* _WHAT YOU ARE ASKED TO DO_: A faithful transcription of all the data is required.

* _EXERCISE MATERIAL_:
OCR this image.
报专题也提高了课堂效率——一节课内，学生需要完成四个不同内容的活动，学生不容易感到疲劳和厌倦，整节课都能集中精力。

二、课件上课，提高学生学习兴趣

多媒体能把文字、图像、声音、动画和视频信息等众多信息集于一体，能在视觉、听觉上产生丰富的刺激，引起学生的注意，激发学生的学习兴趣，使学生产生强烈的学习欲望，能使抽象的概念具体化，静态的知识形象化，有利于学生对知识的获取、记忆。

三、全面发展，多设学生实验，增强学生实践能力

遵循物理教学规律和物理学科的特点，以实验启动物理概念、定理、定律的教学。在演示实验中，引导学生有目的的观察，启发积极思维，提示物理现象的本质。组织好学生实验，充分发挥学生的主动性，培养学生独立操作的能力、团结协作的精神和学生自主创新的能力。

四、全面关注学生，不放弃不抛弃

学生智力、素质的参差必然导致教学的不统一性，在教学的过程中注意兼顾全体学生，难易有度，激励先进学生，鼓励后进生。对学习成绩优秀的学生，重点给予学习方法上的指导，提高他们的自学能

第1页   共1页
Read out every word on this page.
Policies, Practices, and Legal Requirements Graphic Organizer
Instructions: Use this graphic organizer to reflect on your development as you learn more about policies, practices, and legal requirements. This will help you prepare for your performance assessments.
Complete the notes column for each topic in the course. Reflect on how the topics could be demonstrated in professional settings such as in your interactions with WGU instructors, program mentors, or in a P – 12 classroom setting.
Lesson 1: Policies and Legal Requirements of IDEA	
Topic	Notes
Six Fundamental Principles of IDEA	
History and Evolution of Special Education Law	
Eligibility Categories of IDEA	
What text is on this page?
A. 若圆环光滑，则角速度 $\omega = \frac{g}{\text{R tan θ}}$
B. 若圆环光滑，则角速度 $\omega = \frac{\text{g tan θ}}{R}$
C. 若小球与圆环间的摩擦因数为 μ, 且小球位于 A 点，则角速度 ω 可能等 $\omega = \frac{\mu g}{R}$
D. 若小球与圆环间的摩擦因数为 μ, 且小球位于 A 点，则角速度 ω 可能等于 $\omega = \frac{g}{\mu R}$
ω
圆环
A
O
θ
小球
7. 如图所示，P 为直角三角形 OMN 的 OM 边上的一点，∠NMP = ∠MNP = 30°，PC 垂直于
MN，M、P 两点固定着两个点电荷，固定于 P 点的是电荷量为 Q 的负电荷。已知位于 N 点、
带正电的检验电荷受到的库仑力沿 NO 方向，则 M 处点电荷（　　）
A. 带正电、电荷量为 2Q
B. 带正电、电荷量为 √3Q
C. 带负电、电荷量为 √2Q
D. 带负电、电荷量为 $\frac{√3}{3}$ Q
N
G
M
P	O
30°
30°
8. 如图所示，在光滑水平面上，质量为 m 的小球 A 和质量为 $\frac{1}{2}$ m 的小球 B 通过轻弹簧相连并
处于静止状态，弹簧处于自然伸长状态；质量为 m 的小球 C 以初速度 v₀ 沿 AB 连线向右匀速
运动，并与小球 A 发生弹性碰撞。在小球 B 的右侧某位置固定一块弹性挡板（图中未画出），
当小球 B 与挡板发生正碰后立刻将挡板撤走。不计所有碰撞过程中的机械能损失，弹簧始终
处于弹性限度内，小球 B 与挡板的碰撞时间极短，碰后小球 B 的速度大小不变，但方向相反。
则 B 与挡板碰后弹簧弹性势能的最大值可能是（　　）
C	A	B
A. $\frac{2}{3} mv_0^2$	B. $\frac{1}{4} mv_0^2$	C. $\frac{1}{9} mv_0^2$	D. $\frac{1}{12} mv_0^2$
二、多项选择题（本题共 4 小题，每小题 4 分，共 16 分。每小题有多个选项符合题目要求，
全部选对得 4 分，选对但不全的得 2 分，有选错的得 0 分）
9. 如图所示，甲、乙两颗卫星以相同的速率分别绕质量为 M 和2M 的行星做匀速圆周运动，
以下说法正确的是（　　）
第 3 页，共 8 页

* _SOLUTION_:
OCR this image.
报专题也提高了课堂效率——一节课内，学生需要完成四个不同内容的活动，学生不容易感到疲劳和厌倦，整节课都能集中精力。

二、课件上课，提高学生学习兴趣

多媒体能把文字、图像、声音、动画和视频信息等众多信息集于一体，能在视觉、听觉上产生丰富的刺激，引起学生的注意，激发学生的学习兴趣，使学生产生强烈的学习欲望，能使抽象的概念具体化，静态的知识形象化，有利于学生对知识的获取、记忆。

三、全面发展，多设学生实验，增强学生实践能力

遵循物理教学规律和物理学科的特点，以实验启动物理概念、定理、定律的教学。在演示实验中，引导学生有目的的观察，启发积极思维，提示物理现象的本质。组织好学生实验，充分发挥学生的主动性，培养学生独立操作的能力、团结协作的精神和学生自主创新的能力。

四、全面关注学生，不放弃不抛弃

学生智力、素质的参差必然导致教学的不统一性，在教学的过程中注意兼顾全体学生，难易有度，激励先进学生，鼓励后进生。对学习成绩优秀的学生，重点给予学习方法上的指导，提高他们的自学能

第1页   共1页
Read out every word on this page.
Policies, Practices, and Legal Requirements Graphic Organizer
Instructions: Use this graphic organizer to reflect on your development as you learn more about policies, practices, and legal requirements. This will help you prepare for your performance assessments.
Complete the notes column for each topic in the course. Reflect on how the topics could be demonstrated in professional settings such as in your interactions with WGU instructors, program mentors, or in a P – 12 classroom setting.
Lesson 1: Policies and Legal Requirements of IDEA	
Topic	Notes
Six Fundamental Principles of IDEA	
History and Evolution of Special Education Law	
Eligibility Categories of IDEA	
What text is on this page?
A. 若圆环光滑，则角速度 $\omega = \frac{g}{\text{R tan θ}}$
B. 若圆环光滑，则角速度 $\omega = \frac{\text{g tan θ}}{R}$
C. 若小球与圆环间的摩擦因数为 μ, 且小球位于 A 点，则角速度 ω 可能等 $\omega = \frac{\mu g}{R}$
D. 若小球与圆环间的摩擦因数为 μ, 且小球位于 A 点，则角速度 ω 可能等于 $\omega = \frac{g}{\mu R}$
ω
圆环
A
O
θ
小球
7. 如图所示，P 为直角三角形 OMN 的 OM 边上的一点，∠NMP = ∠MNP = 30°，PC 垂直于
MN，M、P 两点固定着两个点电荷，固定于 P 点的是电荷量为 Q 的负电荷。已知位于 N 点、
带正电的检验电荷受到的库仑力沿 NO 方向，则 M 处点电荷（　　）
A. 带正电、电荷量为 2Q
B. 带正电、电荷量为 √3Q
C. 带负电、电荷量为 √2Q
D. 带负电、电荷量为 $\frac{√3}{3}$ Q
N
G
M
P	O
30°
30°
8. 如图所示，在光滑水平面上，质量为 m 的小球 A 和质量为 $\frac{1}{2}$ m 的小球 B 通过轻弹簧相连并
处于静止状态，弹簧处于自然伸长状态；质量为 m 的小球 C 以初速度 v₀ 沿 AB 连线向右匀速
运动，并与小球 A 发生弹性碰撞。在小球 B 的右侧某位置固定一块弹性挡板（图中未画出），
当小球 B 与挡板发生正碰后立刻将挡板撤走。不计所有碰撞过程中的机械能损失，弹簧始终
处于弹性限度内，小球 B 与挡板的碰撞时间极短，碰后小球 B 的速度大小不变，但方向相反。
则 B 与挡板碰后弹簧弹性势能的最大值可能是（　　）
C	A	B
A. $\frac{2}{3} mv_0^2$	B. $\frac{1}{4} mv_0^2$	C. $\frac{1}{9} mv_0^2$	D. $\frac{1}{12} mv_0^2$
二、多项选择题（本题共 4 小题，每小题 4 分，共 16 分。每小题有多个选项符合题目要求，
全部选对得 4 分，选对但不全的得 2 分，有选错的得 0 分）
9. 如图所示，甲、乙两颗卫星以相同的速率分别绕质量为 M 和2M 的行星做匀速圆周运动，
以下说法正确的是（　　）
第 3 页，共 8 页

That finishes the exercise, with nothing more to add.